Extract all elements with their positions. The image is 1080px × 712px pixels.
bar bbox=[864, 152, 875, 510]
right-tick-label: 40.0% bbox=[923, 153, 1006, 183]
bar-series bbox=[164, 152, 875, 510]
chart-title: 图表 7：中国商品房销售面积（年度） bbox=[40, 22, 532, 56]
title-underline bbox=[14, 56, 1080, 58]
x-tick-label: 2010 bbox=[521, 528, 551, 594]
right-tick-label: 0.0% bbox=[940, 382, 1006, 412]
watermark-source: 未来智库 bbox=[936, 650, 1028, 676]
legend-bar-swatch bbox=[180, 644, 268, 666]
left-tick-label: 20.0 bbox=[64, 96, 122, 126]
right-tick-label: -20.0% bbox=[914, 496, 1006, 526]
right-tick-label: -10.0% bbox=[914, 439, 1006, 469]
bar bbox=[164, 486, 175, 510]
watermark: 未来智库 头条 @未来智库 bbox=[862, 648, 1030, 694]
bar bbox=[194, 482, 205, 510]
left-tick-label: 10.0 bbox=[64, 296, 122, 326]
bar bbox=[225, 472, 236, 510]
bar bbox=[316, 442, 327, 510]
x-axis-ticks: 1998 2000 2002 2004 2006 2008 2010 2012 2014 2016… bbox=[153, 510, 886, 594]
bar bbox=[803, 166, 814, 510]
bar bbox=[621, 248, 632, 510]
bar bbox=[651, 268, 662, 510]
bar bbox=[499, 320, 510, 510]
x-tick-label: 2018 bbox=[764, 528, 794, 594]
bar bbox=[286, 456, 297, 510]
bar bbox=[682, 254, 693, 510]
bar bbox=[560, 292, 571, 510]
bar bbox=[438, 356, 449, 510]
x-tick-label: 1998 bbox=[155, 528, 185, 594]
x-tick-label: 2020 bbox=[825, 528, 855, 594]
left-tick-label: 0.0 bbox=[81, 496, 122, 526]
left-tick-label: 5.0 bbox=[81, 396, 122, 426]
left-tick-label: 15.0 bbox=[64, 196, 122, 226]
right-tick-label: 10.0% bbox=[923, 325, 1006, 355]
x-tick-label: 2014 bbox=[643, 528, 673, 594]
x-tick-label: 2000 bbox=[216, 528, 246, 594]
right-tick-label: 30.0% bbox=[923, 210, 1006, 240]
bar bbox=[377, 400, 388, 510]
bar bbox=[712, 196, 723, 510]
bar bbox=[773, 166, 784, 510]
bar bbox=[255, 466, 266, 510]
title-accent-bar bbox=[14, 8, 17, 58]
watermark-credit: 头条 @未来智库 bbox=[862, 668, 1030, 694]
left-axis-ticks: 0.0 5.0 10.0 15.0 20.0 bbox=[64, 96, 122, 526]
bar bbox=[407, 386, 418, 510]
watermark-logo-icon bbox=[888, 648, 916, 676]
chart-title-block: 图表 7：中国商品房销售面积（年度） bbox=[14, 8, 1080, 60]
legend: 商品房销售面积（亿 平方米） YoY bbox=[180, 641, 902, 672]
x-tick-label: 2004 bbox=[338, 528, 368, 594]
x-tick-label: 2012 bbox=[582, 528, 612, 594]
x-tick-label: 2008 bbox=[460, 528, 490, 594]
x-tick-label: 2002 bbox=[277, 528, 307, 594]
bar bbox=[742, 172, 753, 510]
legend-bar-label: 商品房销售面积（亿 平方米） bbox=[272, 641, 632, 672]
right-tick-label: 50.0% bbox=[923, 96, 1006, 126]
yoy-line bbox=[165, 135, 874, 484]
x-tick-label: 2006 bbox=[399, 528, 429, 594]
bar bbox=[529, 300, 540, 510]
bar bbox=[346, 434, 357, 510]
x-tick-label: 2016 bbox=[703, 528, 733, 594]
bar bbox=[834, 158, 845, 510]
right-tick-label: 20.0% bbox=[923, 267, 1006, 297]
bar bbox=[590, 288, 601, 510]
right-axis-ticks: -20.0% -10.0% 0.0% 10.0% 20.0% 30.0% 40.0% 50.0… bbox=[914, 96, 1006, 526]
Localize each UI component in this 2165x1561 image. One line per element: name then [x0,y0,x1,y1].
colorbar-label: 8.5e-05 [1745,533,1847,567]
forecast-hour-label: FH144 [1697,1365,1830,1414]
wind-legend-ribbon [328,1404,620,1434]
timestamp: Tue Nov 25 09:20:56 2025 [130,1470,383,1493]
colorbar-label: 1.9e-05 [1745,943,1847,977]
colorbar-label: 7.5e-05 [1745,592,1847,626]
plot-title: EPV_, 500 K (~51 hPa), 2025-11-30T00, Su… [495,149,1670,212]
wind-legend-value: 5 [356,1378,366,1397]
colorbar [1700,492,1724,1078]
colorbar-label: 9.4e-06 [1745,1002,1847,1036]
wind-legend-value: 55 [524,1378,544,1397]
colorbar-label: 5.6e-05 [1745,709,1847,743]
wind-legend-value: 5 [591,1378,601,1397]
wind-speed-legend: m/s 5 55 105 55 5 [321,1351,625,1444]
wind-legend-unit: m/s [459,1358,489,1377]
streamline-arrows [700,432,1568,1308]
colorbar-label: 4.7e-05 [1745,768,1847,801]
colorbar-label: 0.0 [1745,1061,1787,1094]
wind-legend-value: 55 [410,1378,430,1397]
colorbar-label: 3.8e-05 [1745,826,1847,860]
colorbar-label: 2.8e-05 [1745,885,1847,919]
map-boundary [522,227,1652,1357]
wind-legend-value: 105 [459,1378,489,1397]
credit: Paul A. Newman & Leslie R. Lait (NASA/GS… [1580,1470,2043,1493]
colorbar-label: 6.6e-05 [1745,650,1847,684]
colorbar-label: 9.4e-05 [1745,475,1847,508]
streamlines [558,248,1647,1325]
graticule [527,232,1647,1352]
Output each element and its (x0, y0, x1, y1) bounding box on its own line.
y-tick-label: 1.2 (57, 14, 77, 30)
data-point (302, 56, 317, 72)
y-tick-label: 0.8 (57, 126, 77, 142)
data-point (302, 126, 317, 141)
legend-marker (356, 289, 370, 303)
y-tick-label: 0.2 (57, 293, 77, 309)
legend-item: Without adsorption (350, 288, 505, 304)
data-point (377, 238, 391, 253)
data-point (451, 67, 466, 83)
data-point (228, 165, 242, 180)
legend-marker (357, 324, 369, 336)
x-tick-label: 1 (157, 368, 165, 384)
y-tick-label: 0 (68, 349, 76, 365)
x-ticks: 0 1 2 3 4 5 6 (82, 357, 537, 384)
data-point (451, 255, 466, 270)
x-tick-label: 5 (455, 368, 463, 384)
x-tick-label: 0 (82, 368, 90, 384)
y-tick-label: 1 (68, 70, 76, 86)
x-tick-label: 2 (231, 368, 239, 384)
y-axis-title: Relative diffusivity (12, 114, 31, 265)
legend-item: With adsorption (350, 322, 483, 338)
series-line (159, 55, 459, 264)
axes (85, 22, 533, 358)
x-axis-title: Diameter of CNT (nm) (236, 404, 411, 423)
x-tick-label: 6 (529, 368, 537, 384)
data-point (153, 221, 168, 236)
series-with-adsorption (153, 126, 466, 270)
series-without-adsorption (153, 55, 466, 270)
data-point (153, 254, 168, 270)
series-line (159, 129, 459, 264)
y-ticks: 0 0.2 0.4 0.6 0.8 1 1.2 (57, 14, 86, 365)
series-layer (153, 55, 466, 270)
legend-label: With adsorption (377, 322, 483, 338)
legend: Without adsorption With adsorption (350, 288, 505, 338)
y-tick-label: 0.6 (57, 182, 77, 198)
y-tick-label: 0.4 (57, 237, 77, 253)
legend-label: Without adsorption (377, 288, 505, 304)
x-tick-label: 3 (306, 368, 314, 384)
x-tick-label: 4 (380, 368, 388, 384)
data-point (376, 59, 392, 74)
--*--
◆ Your goal ◆
Show every row that contains the word "marker".

◆ Reply to the exercise ◆
legend-marker (356, 289, 370, 303)
legend-marker (357, 324, 369, 336)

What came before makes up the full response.